Task to carry out: Copy out each line of the data holding "Sharon".

-- begin Input records --

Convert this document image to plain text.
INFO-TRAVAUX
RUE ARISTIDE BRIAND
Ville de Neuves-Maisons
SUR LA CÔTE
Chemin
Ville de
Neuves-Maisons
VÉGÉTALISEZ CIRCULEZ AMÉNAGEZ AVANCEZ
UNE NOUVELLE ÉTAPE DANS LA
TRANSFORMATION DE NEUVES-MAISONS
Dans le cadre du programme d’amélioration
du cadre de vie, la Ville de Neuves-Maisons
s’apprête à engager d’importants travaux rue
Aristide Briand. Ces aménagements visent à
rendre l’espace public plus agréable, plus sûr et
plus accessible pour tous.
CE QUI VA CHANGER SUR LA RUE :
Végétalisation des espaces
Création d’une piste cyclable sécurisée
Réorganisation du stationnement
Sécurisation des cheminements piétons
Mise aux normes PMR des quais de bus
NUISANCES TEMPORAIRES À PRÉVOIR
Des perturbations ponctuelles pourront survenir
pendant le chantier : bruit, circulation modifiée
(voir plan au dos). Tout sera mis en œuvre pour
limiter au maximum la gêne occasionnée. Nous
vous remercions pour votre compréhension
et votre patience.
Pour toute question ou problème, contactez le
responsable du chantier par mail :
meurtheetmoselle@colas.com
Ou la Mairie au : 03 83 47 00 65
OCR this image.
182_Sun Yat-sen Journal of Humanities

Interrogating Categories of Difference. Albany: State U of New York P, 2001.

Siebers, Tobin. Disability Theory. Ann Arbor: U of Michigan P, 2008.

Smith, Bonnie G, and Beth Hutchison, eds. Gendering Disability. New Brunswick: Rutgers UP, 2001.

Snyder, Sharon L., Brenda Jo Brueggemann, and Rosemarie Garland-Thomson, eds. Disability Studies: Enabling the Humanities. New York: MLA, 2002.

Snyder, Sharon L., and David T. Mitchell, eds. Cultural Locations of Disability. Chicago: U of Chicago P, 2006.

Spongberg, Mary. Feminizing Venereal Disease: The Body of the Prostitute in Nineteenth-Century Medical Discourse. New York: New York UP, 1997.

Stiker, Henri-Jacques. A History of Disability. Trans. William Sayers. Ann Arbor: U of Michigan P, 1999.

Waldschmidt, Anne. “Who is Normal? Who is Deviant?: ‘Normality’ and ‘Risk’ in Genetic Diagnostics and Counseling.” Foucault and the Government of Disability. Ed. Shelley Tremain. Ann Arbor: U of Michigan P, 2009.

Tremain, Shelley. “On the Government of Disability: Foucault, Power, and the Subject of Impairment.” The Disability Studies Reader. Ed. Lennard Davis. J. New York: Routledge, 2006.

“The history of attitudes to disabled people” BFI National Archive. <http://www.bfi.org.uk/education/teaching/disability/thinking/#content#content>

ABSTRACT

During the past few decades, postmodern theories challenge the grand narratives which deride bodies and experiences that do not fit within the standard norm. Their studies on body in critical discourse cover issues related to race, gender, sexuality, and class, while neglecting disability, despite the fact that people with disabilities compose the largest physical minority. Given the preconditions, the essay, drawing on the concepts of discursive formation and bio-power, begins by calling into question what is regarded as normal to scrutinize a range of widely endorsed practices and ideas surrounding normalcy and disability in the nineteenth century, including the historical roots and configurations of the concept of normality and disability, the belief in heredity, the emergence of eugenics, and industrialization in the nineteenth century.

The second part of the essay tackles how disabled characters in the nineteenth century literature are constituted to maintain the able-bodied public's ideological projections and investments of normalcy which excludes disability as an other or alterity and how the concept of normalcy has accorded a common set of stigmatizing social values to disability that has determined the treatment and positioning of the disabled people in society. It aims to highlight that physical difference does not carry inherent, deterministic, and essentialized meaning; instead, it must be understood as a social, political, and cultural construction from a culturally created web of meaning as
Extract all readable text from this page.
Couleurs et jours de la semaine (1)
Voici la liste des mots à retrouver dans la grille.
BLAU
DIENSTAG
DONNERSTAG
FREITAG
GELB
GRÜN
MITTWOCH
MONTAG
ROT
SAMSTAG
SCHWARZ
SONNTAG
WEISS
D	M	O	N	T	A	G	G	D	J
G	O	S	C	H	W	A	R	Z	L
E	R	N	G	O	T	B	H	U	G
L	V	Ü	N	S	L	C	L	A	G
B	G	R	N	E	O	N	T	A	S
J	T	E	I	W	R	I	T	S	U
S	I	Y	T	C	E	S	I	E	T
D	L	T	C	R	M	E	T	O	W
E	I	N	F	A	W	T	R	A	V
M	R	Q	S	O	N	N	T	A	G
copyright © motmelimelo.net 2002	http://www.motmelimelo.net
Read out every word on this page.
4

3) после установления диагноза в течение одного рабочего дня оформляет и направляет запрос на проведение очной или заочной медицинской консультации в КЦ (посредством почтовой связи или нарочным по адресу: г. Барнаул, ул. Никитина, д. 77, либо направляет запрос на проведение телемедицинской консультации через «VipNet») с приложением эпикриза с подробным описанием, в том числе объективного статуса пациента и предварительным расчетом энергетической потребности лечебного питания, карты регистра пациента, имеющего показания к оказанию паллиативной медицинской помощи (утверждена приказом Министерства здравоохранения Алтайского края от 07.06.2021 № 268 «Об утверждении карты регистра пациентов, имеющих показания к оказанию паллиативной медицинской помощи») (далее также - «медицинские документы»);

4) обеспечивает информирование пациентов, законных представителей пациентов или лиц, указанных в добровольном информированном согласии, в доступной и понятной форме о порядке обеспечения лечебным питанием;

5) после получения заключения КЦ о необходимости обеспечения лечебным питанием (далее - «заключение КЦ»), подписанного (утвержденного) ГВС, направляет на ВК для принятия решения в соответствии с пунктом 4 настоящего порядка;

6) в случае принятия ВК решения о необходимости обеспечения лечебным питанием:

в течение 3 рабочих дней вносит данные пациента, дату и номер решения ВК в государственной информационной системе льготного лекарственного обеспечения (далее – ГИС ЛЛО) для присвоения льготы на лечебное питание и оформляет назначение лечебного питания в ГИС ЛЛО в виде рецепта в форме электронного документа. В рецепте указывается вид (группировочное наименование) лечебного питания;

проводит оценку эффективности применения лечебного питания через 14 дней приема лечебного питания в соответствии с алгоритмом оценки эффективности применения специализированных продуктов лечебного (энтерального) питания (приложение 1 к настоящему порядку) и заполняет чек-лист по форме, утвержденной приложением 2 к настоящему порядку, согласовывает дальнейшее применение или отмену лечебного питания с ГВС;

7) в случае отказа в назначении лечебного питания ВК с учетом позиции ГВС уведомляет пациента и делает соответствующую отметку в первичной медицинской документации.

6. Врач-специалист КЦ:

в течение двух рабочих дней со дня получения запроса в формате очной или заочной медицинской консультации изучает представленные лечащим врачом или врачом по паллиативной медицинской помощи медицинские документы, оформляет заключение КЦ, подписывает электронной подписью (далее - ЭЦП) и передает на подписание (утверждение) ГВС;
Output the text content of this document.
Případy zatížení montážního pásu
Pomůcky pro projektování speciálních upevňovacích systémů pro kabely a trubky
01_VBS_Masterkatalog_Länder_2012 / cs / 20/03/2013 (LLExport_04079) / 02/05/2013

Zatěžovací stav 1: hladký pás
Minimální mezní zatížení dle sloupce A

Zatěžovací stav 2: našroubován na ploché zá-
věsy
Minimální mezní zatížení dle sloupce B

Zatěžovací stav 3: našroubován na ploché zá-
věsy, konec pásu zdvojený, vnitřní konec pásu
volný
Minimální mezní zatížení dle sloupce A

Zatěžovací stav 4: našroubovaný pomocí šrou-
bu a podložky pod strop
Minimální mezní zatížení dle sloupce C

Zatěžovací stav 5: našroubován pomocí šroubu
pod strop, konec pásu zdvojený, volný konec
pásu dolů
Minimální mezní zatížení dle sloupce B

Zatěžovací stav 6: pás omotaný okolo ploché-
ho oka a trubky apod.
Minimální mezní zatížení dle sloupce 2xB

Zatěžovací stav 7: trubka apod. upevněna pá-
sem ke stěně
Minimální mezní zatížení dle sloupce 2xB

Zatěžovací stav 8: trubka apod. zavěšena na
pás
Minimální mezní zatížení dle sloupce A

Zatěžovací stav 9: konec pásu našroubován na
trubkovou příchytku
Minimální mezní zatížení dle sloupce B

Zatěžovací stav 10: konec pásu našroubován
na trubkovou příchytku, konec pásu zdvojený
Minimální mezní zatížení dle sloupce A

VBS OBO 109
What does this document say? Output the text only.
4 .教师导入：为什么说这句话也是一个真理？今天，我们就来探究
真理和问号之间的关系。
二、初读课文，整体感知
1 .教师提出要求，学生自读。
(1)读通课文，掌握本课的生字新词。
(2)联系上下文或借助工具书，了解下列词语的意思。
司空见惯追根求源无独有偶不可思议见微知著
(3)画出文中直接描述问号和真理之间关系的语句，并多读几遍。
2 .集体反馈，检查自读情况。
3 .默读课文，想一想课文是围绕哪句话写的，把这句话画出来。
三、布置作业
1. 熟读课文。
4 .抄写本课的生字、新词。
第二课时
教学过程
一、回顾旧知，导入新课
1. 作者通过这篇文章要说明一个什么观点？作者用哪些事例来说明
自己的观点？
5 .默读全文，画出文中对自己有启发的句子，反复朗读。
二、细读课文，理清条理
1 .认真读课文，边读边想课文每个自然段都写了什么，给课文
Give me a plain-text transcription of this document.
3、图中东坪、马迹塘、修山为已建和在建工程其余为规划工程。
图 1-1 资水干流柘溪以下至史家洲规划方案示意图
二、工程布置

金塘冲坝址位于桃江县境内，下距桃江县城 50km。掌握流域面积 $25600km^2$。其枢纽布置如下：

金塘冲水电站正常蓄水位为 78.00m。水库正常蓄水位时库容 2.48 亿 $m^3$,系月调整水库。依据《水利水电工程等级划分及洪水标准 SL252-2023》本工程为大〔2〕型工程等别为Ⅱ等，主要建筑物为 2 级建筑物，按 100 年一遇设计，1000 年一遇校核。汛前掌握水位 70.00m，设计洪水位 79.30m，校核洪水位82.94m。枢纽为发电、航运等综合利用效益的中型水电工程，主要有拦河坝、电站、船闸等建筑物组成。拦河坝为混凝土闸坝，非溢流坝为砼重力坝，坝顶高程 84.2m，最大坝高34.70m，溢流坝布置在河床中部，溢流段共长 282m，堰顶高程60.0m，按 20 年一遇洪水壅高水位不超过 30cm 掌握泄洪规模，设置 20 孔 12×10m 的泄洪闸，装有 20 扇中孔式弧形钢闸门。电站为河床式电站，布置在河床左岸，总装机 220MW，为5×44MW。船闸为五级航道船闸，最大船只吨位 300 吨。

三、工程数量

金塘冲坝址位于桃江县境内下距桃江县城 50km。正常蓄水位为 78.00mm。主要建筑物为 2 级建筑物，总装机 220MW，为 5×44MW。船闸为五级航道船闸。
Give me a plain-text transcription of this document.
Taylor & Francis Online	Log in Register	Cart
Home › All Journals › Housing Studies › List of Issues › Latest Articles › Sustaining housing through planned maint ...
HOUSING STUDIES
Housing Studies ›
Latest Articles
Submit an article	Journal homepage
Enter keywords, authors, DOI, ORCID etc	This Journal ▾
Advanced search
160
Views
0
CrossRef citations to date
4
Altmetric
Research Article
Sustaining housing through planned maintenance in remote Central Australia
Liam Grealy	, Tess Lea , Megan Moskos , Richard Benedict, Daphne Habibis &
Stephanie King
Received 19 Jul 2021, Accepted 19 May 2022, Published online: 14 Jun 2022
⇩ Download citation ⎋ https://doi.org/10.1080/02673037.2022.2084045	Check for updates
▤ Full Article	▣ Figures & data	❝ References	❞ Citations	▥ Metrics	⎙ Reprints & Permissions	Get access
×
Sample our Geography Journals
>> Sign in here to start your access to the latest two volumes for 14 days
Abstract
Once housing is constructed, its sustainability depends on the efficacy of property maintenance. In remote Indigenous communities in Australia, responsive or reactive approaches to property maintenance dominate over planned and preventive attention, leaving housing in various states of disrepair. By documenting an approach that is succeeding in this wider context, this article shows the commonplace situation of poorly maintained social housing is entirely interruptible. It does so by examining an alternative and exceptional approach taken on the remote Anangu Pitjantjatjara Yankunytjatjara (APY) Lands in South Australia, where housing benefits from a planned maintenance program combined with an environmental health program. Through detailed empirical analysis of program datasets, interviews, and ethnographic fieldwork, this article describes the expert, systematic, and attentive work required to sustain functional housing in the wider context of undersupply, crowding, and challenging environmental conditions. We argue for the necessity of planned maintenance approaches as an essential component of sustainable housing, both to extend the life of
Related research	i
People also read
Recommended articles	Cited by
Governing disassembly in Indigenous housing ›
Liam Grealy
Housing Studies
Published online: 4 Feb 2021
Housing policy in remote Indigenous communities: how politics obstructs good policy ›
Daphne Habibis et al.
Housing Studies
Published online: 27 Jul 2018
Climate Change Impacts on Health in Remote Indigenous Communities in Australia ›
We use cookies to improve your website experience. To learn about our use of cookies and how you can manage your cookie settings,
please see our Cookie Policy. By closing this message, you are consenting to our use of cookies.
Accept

-- end Input records --

Full output:
Snyder, Sharon L., Brenda Jo Brueggemann, and Rosemarie Garland-Thomson, eds. Disability Studies: Enabling the Humanities. New York: MLA, 2002.
Snyder, Sharon L., and David T. Mitchell, eds. Cultural Locations of Disability. Chicago: U of Chicago P, 2006.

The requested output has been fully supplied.